Führen Sie den Text über die Aufhebung der Kaschmir-Autonomie im Anschluss an seinen letzten Satz fort.

▶ [Lesetext]
□ □ □

Am Dienstag hatte das indische Parlament in Neu-Delhi die Rücknahme der Sonderrechte des Bundesstaates Jammu und Kaschmir beschlossen - und die Schaffung eines neuen Bundesstaates Ladakh. Es ist eine der weitreichendsten Verfassungsänderungen in Indien seit der Unabhängigkeit 1947. 

Das Kaschmir-Gebiet ist seit damals Streitpunkt zwischen Indien und Pakistan, die mehrere Kriege darum geführt haben. Pakistan warnte Indien nach der Abschaffung der Kaschmir-Autonomie vor einer Eskalation der Gewalt. Es werde mehr Terroranschläge in der umstrittenen Region geben, sagte Ministerpräsident Imran Khan und sprach von einem "brutalen und rassistischen Regime" in Indien. 

Trotz Ausgangssperren und Polizeipräsenz kam es im indischen Teil Kaschmirs zu Protesten. Wichtige kaschmirische Politiker - darunter auch die ehemaligen Regierungschefs, Mehbuba Mufti und Omar Abdullah - stehen weiter unter Hausarrest. Indien hat in den vergangenen Tagen rund 46.000 weitere Sicherheitskräfte in Kaschmir stationiert, wo sich immer wieder Separatisten erheben.

□ □ □

▶ [Bereitgestellte Daten]

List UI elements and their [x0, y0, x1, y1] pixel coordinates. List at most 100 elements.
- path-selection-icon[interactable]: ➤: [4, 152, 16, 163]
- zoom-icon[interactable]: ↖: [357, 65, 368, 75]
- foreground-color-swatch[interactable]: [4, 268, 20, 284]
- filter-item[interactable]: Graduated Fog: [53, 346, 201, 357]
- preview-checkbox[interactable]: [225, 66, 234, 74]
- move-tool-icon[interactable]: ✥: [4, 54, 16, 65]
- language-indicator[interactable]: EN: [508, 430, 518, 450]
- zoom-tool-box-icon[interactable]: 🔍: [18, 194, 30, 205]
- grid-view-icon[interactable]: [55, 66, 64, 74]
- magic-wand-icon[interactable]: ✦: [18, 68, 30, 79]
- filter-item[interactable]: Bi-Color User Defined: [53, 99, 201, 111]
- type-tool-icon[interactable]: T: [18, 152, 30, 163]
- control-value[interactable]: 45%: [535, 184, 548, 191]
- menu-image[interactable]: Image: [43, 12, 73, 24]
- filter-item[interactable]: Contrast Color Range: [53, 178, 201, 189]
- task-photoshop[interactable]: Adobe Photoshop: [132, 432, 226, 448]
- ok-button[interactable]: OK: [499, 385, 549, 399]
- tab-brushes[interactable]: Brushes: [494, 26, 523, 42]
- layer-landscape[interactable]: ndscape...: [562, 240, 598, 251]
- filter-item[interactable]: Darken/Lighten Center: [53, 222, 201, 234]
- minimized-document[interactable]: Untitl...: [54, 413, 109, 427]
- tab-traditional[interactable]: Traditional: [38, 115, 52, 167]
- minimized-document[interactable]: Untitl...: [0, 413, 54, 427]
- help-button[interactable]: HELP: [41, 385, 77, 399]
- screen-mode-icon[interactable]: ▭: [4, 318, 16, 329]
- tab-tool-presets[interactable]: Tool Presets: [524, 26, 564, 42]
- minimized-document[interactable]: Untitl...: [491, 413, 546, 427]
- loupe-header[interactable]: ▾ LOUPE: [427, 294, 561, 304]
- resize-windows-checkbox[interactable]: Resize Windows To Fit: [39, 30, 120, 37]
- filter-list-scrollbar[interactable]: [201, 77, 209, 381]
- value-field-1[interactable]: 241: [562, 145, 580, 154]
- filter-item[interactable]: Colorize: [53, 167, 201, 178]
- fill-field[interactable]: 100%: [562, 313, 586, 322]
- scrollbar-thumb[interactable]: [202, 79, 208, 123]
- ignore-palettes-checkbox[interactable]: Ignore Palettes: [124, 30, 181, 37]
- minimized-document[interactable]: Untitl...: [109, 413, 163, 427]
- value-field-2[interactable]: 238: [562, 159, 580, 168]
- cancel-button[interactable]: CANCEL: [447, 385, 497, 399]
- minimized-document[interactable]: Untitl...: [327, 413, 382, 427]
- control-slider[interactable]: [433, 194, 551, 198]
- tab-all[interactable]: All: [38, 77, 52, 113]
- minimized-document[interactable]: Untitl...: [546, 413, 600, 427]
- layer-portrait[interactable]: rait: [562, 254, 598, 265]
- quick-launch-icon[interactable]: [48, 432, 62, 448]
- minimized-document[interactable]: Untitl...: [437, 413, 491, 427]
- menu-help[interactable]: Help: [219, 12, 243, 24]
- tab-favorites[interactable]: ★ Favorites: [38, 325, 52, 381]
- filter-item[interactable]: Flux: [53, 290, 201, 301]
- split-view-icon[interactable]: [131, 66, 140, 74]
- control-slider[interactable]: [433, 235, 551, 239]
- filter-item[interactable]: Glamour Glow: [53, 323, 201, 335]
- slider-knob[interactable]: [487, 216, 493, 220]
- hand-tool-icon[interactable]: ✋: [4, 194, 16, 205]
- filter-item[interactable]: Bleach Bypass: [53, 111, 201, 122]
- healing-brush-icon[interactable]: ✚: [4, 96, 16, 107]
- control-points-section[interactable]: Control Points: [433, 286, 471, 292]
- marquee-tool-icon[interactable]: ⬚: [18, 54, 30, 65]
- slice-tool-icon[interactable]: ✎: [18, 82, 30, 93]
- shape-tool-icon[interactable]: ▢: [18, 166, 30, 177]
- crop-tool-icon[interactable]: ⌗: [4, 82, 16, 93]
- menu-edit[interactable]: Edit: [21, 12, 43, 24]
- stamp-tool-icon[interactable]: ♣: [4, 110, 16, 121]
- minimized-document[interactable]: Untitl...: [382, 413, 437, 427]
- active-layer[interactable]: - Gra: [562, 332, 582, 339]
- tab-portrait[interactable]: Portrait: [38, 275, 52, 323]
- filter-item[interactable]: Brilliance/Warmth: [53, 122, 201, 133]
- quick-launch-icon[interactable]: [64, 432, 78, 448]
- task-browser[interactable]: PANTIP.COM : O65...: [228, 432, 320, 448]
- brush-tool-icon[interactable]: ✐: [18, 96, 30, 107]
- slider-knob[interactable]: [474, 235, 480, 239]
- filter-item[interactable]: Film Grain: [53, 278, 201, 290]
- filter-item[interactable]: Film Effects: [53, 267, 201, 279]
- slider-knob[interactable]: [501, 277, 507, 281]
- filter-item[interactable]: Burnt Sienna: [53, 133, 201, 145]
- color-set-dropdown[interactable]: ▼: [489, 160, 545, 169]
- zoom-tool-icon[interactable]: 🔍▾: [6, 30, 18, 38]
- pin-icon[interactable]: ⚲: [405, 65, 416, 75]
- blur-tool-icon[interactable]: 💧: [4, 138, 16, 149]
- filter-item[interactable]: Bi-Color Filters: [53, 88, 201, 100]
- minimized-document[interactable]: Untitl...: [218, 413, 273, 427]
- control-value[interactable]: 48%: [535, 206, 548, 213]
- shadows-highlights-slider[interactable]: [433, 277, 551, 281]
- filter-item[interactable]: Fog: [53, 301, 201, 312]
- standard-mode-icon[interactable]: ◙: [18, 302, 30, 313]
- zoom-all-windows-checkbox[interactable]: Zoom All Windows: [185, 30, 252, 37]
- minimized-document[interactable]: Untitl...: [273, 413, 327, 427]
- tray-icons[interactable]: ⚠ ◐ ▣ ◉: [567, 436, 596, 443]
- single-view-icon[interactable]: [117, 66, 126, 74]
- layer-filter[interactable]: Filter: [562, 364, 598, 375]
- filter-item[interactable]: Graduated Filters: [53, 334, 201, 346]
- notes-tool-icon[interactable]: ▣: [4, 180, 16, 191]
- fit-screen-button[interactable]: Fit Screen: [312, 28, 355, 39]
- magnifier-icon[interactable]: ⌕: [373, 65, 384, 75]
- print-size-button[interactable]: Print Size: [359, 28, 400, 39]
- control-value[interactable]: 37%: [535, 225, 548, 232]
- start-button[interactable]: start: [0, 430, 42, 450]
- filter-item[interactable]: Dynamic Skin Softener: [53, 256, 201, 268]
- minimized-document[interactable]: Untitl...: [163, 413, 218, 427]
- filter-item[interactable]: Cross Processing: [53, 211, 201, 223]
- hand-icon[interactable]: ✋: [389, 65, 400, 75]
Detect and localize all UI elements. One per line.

□ □ □

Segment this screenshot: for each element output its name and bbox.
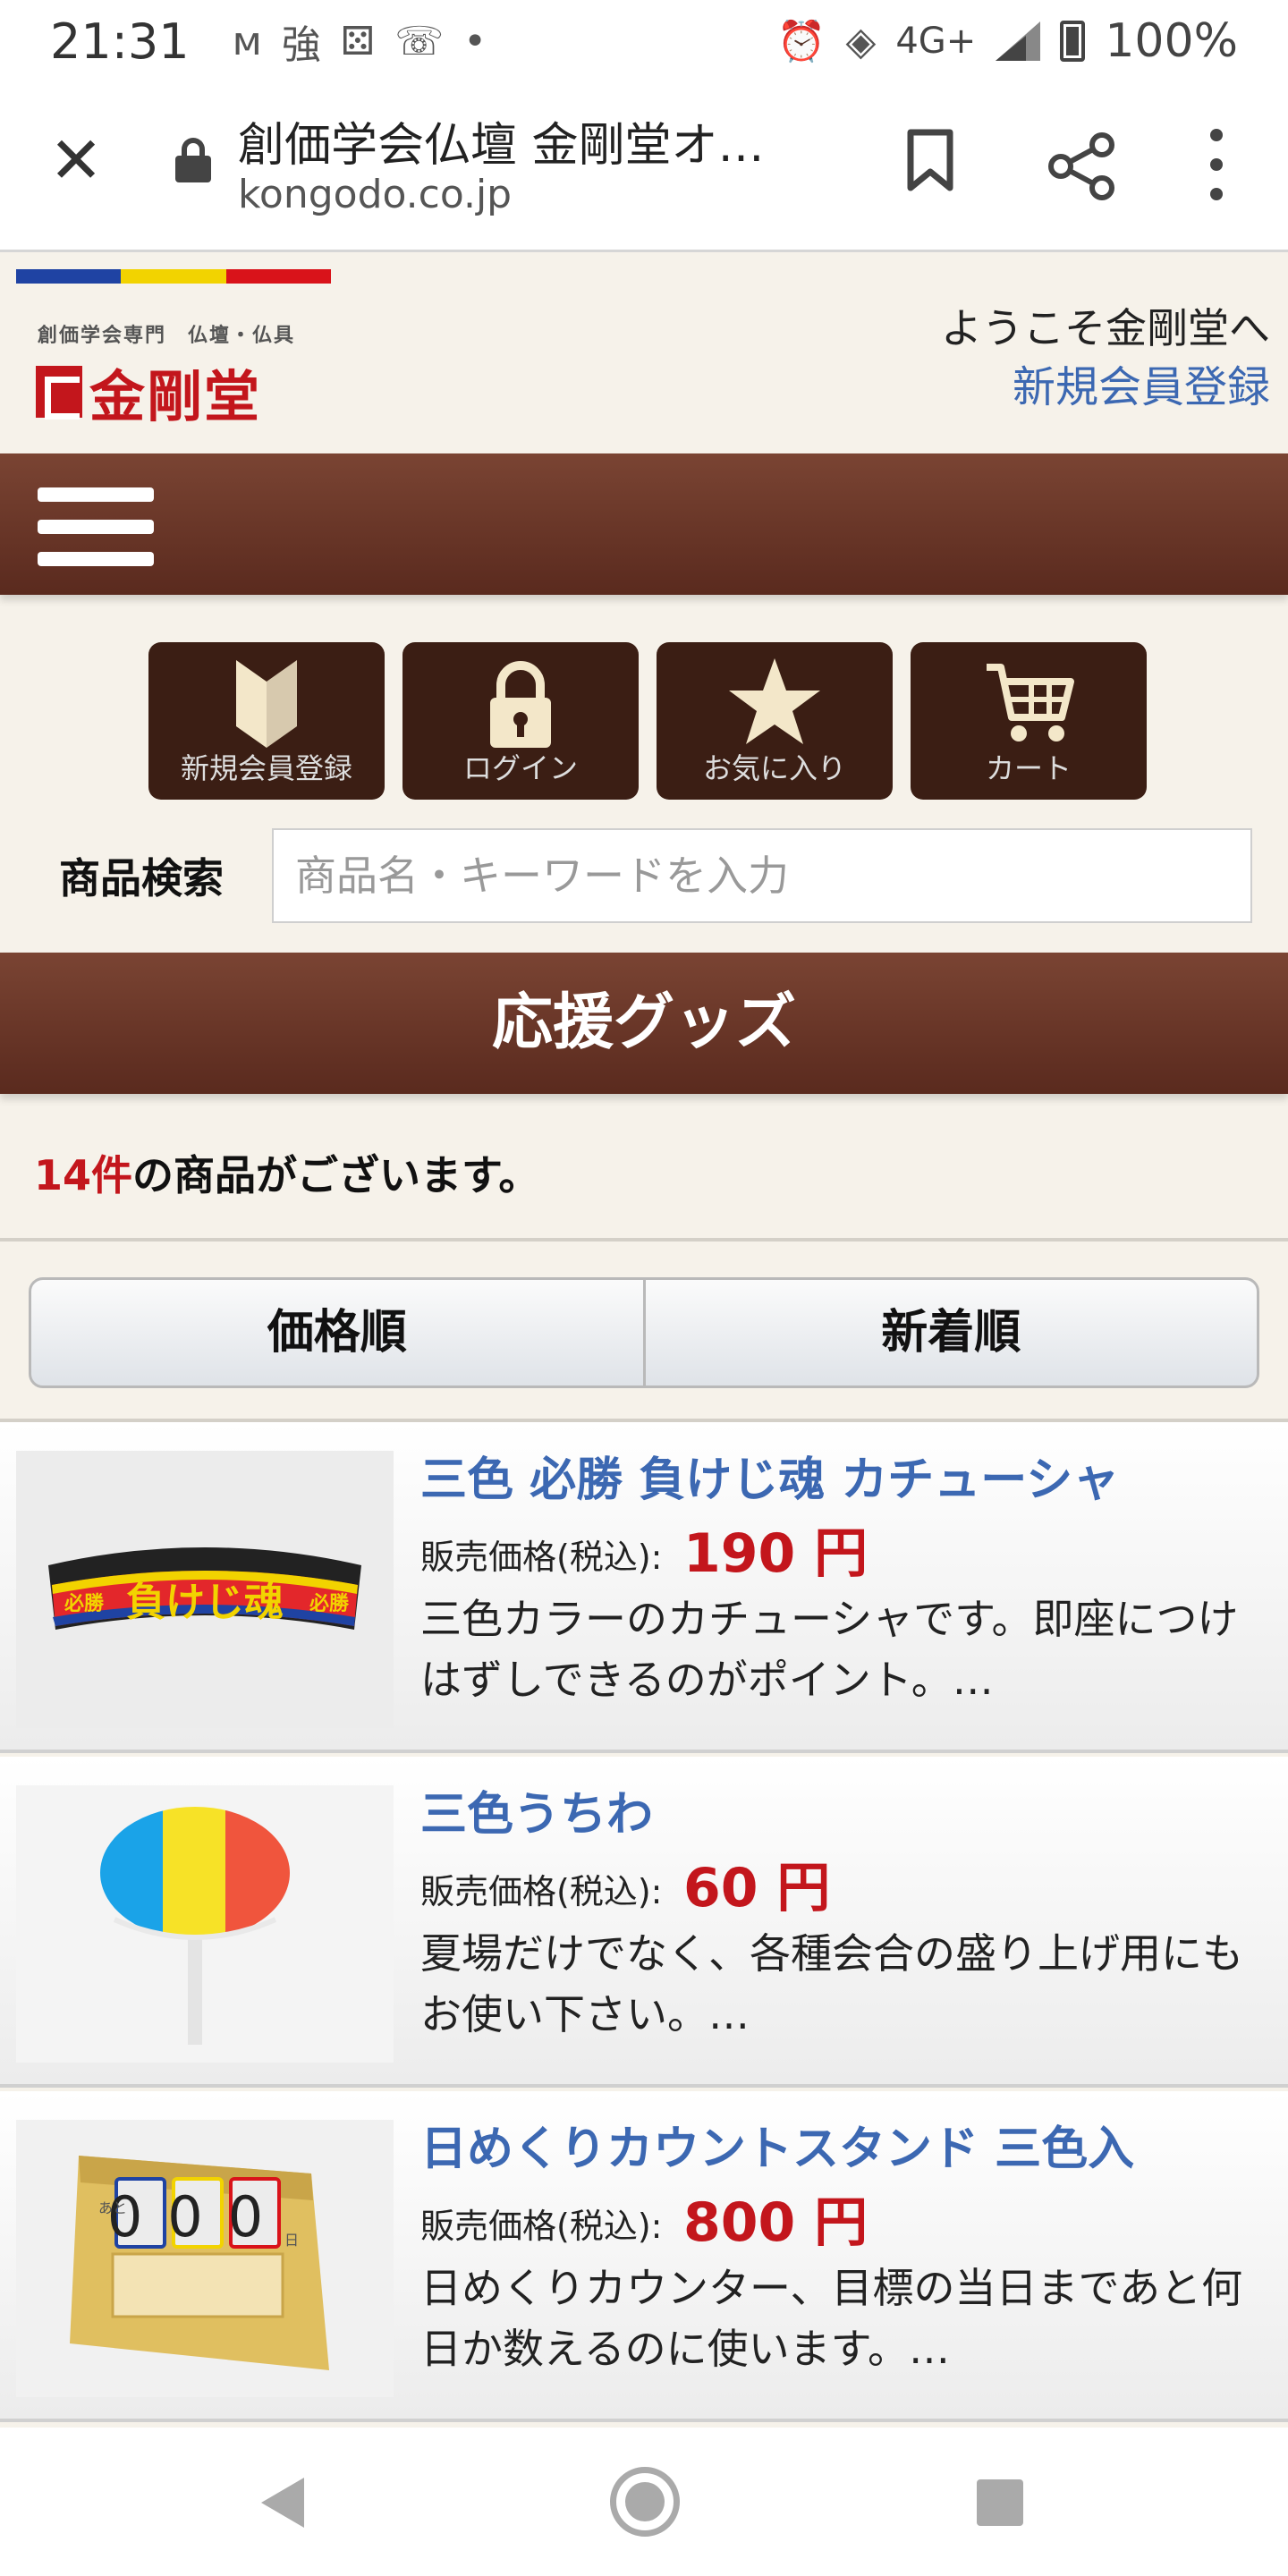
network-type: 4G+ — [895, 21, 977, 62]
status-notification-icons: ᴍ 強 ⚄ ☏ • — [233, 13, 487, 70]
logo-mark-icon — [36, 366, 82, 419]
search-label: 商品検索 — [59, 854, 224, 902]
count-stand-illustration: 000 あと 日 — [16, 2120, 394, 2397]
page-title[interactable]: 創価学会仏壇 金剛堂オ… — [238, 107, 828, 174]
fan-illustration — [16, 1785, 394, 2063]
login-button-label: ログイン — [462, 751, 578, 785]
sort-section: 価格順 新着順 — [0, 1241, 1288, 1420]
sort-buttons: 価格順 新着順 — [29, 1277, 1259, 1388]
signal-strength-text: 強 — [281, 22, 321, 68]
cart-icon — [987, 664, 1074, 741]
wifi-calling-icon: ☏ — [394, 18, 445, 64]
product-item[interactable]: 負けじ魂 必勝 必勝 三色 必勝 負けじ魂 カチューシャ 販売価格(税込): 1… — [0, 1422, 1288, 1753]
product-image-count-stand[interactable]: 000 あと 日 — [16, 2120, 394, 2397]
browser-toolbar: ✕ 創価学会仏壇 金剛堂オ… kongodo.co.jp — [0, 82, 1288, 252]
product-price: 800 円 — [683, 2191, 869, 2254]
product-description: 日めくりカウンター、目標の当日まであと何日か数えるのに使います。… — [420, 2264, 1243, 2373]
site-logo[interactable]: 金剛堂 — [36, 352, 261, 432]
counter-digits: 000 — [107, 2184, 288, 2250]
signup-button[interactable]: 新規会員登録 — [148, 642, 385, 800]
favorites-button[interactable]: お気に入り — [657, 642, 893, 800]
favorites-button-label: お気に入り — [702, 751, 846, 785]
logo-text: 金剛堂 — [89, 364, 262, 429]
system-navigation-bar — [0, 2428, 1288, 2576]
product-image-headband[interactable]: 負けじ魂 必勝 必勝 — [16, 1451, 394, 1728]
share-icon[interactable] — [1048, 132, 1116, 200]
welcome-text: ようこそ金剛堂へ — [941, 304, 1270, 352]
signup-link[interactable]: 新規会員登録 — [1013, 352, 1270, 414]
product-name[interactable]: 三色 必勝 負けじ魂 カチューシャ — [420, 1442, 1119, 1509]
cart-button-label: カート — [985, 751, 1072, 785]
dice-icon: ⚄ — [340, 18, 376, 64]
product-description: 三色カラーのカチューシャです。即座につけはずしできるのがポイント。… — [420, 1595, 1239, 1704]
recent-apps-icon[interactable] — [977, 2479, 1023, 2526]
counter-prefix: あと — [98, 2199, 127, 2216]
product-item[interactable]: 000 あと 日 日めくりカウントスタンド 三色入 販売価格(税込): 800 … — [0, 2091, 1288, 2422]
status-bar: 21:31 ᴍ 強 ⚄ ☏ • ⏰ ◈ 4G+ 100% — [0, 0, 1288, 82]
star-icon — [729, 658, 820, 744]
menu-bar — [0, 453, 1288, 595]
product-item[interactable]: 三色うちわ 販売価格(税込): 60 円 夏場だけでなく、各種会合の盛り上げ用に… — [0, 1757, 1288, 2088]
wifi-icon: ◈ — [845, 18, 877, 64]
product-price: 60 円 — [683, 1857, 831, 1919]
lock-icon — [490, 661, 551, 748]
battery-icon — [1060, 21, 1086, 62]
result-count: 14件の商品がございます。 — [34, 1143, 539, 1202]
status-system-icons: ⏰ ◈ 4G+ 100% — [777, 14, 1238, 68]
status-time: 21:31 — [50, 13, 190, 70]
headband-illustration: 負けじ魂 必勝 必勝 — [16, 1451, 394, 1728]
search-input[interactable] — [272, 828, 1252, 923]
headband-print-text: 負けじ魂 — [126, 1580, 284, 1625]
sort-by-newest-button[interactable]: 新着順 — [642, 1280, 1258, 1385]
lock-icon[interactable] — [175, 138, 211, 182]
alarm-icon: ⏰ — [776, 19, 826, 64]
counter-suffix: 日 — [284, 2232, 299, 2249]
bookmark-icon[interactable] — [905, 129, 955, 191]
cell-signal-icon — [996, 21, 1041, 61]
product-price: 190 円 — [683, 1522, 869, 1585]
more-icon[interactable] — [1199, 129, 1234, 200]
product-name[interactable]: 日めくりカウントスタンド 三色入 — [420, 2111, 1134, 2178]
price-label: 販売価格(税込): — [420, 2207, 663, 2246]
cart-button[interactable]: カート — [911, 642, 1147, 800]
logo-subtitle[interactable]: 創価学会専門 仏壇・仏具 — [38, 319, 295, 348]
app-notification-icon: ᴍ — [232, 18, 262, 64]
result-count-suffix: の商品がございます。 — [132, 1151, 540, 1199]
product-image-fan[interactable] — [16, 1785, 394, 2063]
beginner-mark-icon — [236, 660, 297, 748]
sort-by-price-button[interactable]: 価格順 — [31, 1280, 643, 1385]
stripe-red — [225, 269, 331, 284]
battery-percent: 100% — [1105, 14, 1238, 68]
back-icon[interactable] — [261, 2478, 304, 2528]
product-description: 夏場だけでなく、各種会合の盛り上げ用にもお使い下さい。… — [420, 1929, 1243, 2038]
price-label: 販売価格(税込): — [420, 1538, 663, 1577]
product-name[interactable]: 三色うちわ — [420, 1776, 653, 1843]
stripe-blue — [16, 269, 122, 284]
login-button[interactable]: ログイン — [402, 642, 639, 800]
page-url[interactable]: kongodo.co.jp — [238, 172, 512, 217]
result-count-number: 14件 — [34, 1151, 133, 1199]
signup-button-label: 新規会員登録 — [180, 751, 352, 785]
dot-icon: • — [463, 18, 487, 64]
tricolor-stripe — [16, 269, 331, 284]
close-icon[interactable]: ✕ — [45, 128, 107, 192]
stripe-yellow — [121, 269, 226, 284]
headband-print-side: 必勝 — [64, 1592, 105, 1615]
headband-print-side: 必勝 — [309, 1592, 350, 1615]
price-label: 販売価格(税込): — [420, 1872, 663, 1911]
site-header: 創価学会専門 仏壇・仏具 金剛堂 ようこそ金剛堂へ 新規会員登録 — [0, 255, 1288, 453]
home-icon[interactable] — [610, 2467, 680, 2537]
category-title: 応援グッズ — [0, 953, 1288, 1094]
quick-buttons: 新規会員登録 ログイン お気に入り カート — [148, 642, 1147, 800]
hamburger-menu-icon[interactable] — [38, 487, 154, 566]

□ □ □

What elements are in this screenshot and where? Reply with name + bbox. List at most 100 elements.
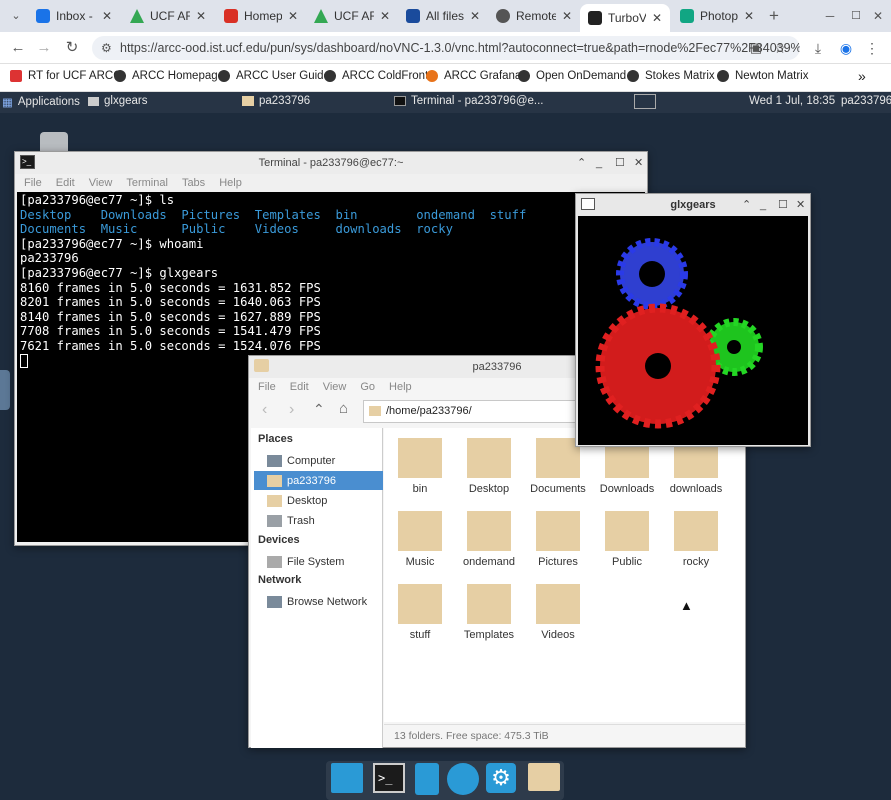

□ □ □

▶ [Ergebnis]
In einem in den sozialen Medien geteilten Facebook-Post schrieb der ehemalige Staatsbeamte Shah Faesal über das Vorgehen der indischen Regierung in Kaschmir: "Man kann sagen, dass acht Millionen Menschen eingesperrt wurden wie nie zuvor". 

Indiens Verfassung sicherte bislang Kaschmir in Artikel 370 weitgehende Sonderrechte und eine eigene Verfassung zu. Dort durften nur Menschen aus Kaschmir Land erwerben und sich ansiedeln. Auch wenn die Autonomie des Bundesstaates in den letzten Jahrzehnten immer weiter ausgehöhlt wurde, hat sie einen enormen symbolischen Wert für die Einwohner. Viele befürchten nun, "hinduisiert" zu werden. 

Die im Mai wiedergewählte hindu-nationalistische indische Regierung von Ministerpräsident Narendra Modi war mit dem Wahlversprechen angetreten, Kaschmir voll im mehrheitlich hinduistischen Indien zu integrieren.